## GIVEN EXERCISE
Can you output the records below exactly as they are written?

## THE DATA

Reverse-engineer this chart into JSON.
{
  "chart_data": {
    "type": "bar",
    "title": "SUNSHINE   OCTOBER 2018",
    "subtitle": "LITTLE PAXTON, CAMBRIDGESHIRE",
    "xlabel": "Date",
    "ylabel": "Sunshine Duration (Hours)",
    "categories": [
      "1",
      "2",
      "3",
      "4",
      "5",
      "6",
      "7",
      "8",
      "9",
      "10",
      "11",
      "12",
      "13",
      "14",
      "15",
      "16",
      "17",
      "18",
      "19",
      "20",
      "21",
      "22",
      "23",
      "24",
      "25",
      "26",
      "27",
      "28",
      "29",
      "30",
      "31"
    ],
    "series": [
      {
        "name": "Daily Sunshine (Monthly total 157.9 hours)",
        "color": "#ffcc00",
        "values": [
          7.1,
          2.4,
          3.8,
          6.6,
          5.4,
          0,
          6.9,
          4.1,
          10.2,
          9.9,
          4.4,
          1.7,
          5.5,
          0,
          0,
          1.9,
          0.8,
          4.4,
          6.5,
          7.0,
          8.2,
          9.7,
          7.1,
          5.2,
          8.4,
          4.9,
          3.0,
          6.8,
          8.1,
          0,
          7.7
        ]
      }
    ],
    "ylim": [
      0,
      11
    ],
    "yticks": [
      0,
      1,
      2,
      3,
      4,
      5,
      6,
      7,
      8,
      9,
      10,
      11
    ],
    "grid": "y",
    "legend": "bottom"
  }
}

## FINISHED EXERCISE
Reverse-engineer this chart into JSON.
{
  "chart_data": {
    "type": "bar",
    "title": "SUNSHINE   OCTOBER 2018",
    "subtitle": "LITTLE PAXTON, CAMBRIDGESHIRE",
    "xlabel": "Date",
    "ylabel": "Sunshine Duration (Hours)",
    "categories": [
      "1",
      "2",
      "3",
      "4",
      "5",
      "6",
      "7",
      "8",
      "9",
      "10",
      "11",
      "12",
      "13",
      "14",
      "15",
      "16",
      "17",
      "18",
      "19",
      "20",
      "21",
      "22",
      "23",
      "24",
      "25",
      "26",
      "27",
      "28",
      "29",
      "30",
      "31"
    ],
    "series": [
      {
        "name": "Daily Sunshine (Monthly total 157.9 hours)",
        "color": "#ffcc00",
        "values": [
          7.1,
          2.4,
          3.8,
          6.6,
          5.4,
          0,
          6.9,
          4.1,
          10.2,
          9.9,
          4.4,
          1.7,
          5.5,
          0,
          0,
          1.9,
          0.8,
          4.4,
          6.5,
          7.0,
          8.2,
          9.7,
          7.1,
          5.2,
          8.4,
          4.9,
          3.0,
          6.8,
          8.1,
          0,
          7.7
        ]
      }
    ],
    "ylim": [
      0,
      11
    ],
    "yticks": [
      0,
      1,
      2,
      3,
      4,
      5,
      6,
      7,
      8,
      9,
      10,
      11
    ],
    "grid": "y",
    "legend": "bottom"
  }
}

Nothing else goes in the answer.